◆ Exercise brief ◆
Pictures stay out of your copy, but everything else in the records below must be repeated exactly.

☆ ☆ ☆ ☆

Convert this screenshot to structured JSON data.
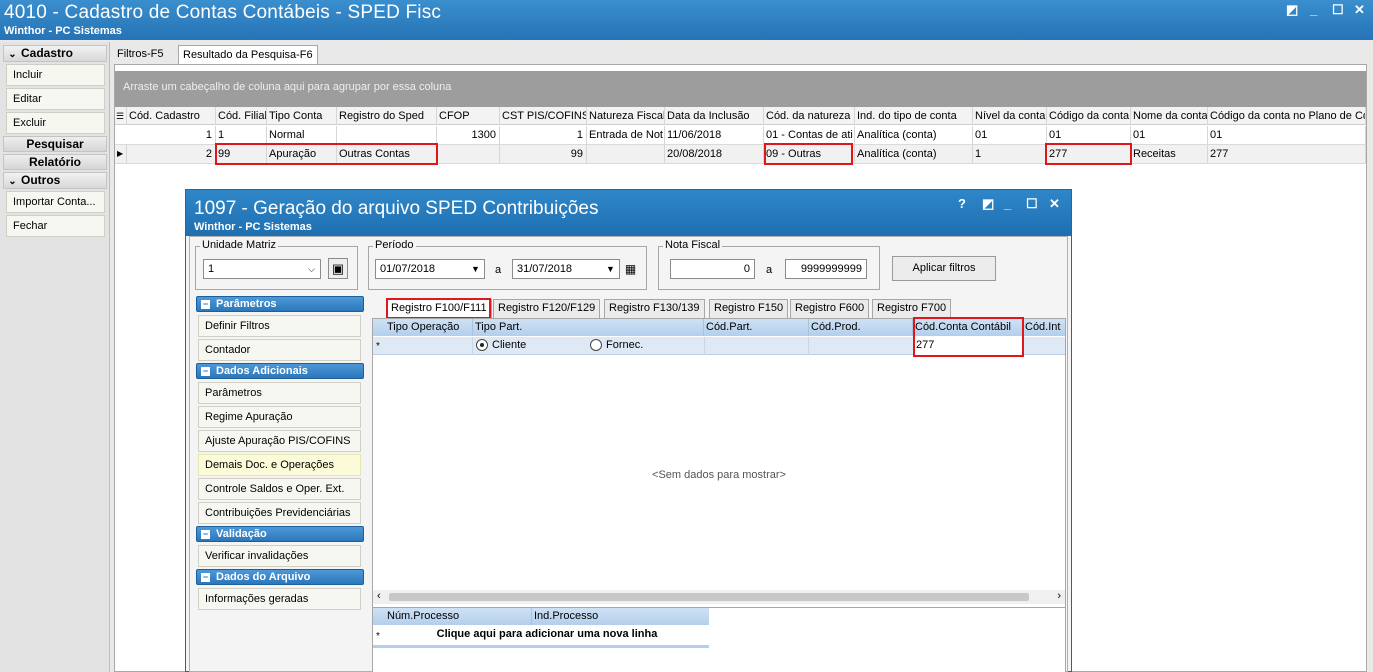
{
  "outer": {
    "title": "4010 - Cadastro de Contas Contábeis - SPED Fisc",
    "subtitle": "Winthor - PC Sistemas",
    "controls": [
      "◩",
      "_",
      "☐",
      "✕"
    ]
  },
  "left_menu": {
    "group_cadastro": "Cadastro",
    "btn_incluir": "Incluir",
    "btn_editar": "Editar",
    "btn_excluir": "Excluir",
    "group_pesquisar": "Pesquisar",
    "group_relatorio": "Relatório",
    "group_outros": "Outros",
    "btn_importar": "Importar Conta...",
    "btn_fechar": "Fechar"
  },
  "outer_tabs": [
    "Filtros-F5",
    "Resultado da Pesquisa-F6"
  ],
  "group_hint": "Arraste um cabeçalho de coluna aqui para agrupar por essa coluna",
  "grid": {
    "headers": [
      "Cód. Cadastro",
      "Cód. Filial",
      "Tipo Conta",
      "Registro do Sped",
      "CFOP",
      "CST PIS/COFINS",
      "Natureza Fiscal",
      "Data da Inclusão",
      "Cód. da natureza",
      "Ind. do tipo de conta",
      "Nível da conta",
      "Código da conta",
      "Nome da conta",
      "Código da conta no Plano de Co"
    ],
    "rows": [
      [
        "1",
        "1",
        "Normal",
        "",
        "1300",
        "1",
        "Entrada de Not",
        "11/06/2018",
        "01 - Contas de ati",
        "Analítica (conta)",
        "01",
        "01",
        "01",
        "01"
      ],
      [
        "2",
        "99",
        "Apuração",
        "Outras Contas",
        "",
        "99",
        "",
        "20/08/2018",
        "09 - Outras",
        "Analítica (conta)",
        "1",
        "277",
        "Receitas",
        "277"
      ]
    ]
  },
  "inner": {
    "title": "1097 - Geração do arquivo SPED Contribuições",
    "subtitle": "Winthor - PC Sistemas",
    "controls": [
      "?",
      "◩",
      "_",
      "☐",
      "✕"
    ],
    "unidade_label": "Unidade Matriz",
    "unidade_value": "1",
    "periodo_label": "Período",
    "periodo_inicio": "01/07/2018",
    "periodo_a": "a",
    "periodo_fim": "31/07/2018",
    "nf_label": "Nota Fiscal",
    "nf_inicio": "0",
    "nf_a": "a",
    "nf_fim": "9999999999",
    "aplicar": "Aplicar filtros",
    "side": {
      "grp_parametros": "Parâmetros",
      "definir_filtros": "Definir Filtros",
      "contador": "Contador",
      "grp_dados_adicionais": "Dados Adicionais",
      "parametros": "Parâmetros",
      "regime": "Regime Apuração",
      "ajuste": "Ajuste Apuração PIS/COFINS",
      "demais": "Demais Doc. e Operações",
      "controle": "Controle Saldos e Oper. Ext.",
      "contribuicoes": "Contribuições Previdenciárias",
      "grp_validacao": "Validação",
      "verificar": "Verificar invalidações",
      "grp_dados_arquivo": "Dados do Arquivo",
      "informacoes": "Informações geradas"
    },
    "tabs": [
      "Registro F100/F111",
      "Registro F120/F129",
      "Registro F130/139",
      "Registro F150",
      "Registro F600",
      "Registro F700"
    ],
    "grid_headers": [
      "Tipo Operação",
      "Tipo Part.",
      "Cód.Part.",
      "Cód.Prod.",
      "Cód.Conta Contábil",
      "Cód.Int"
    ],
    "row_marker": "*",
    "radio_cliente": "Cliente",
    "radio_fornec": "Fornec.",
    "conta_value": "277",
    "empty_msg": "<Sem dados para mostrar>",
    "bottom_headers": [
      "Núm.Processo",
      "Ind.Processo"
    ],
    "add_row": "Clique aqui para adicionar uma nova linha"
  }
}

☆ ☆ ☆ ☆

◆ Completed exercise ◆
Convert this screenshot to structured JSON data.
{
  "outer": {
    "title": "4010 - Cadastro de Contas Contábeis - SPED Fisc",
    "subtitle": "Winthor - PC Sistemas",
    "controls": [
      "◩",
      "_",
      "☐",
      "✕"
    ]
  },
  "left_menu": {
    "group_cadastro": "Cadastro",
    "btn_incluir": "Incluir",
    "btn_editar": "Editar",
    "btn_excluir": "Excluir",
    "group_pesquisar": "Pesquisar",
    "group_relatorio": "Relatório",
    "group_outros": "Outros",
    "btn_importar": "Importar Conta...",
    "btn_fechar": "Fechar"
  },
  "outer_tabs": [
    "Filtros-F5",
    "Resultado da Pesquisa-F6"
  ],
  "group_hint": "Arraste um cabeçalho de coluna aqui para agrupar por essa coluna",
  "grid": {
    "headers": [
      "Cód. Cadastro",
      "Cód. Filial",
      "Tipo Conta",
      "Registro do Sped",
      "CFOP",
      "CST PIS/COFINS",
      "Natureza Fiscal",
      "Data da Inclusão",
      "Cód. da natureza",
      "Ind. do tipo de conta",
      "Nível da conta",
      "Código da conta",
      "Nome da conta",
      "Código da conta no Plano de Co"
    ],
    "rows": [
      [
        "1",
        "1",
        "Normal",
        "",
        "1300",
        "1",
        "Entrada de Not",
        "11/06/2018",
        "01 - Contas de ati",
        "Analítica (conta)",
        "01",
        "01",
        "01",
        "01"
      ],
      [
        "2",
        "99",
        "Apuração",
        "Outras Contas",
        "",
        "99",
        "",
        "20/08/2018",
        "09 - Outras",
        "Analítica (conta)",
        "1",
        "277",
        "Receitas",
        "277"
      ]
    ]
  },
  "inner": {
    "title": "1097 - Geração do arquivo SPED Contribuições",
    "subtitle": "Winthor - PC Sistemas",
    "controls": [
      "?",
      "◩",
      "_",
      "☐",
      "✕"
    ],
    "unidade_label": "Unidade Matriz",
    "unidade_value": "1",
    "periodo_label": "Período",
    "periodo_inicio": "01/07/2018",
    "periodo_a": "a",
    "periodo_fim": "31/07/2018",
    "nf_label": "Nota Fiscal",
    "nf_inicio": "0",
    "nf_a": "a",
    "nf_fim": "9999999999",
    "aplicar": "Aplicar filtros",
    "side": {
      "grp_parametros": "Parâmetros",
      "definir_filtros": "Definir Filtros",
      "contador": "Contador",
      "grp_dados_adicionais": "Dados Adicionais",
      "parametros": "Parâmetros",
      "regime": "Regime Apuração",
      "ajuste": "Ajuste Apuração PIS/COFINS",
      "demais": "Demais Doc. e Operações",
      "controle": "Controle Saldos e Oper. Ext.",
      "contribuicoes": "Contribuições Previdenciárias",
      "grp_validacao": "Validação",
      "verificar": "Verificar invalidações",
      "grp_dados_arquivo": "Dados do Arquivo",
      "informacoes": "Informações geradas"
    },
    "tabs": [
      "Registro F100/F111",
      "Registro F120/F129",
      "Registro F130/139",
      "Registro F150",
      "Registro F600",
      "Registro F700"
    ],
    "grid_headers": [
      "Tipo Operação",
      "Tipo Part.",
      "Cód.Part.",
      "Cód.Prod.",
      "Cód.Conta Contábil",
      "Cód.Int"
    ],
    "row_marker": "*",
    "radio_cliente": "Cliente",
    "radio_fornec": "Fornec.",
    "conta_value": "277",
    "empty_msg": "<Sem dados para mostrar>",
    "bottom_headers": [
      "Núm.Processo",
      "Ind.Processo"
    ],
    "add_row": "Clique aqui para adicionar uma nova linha"
  }
}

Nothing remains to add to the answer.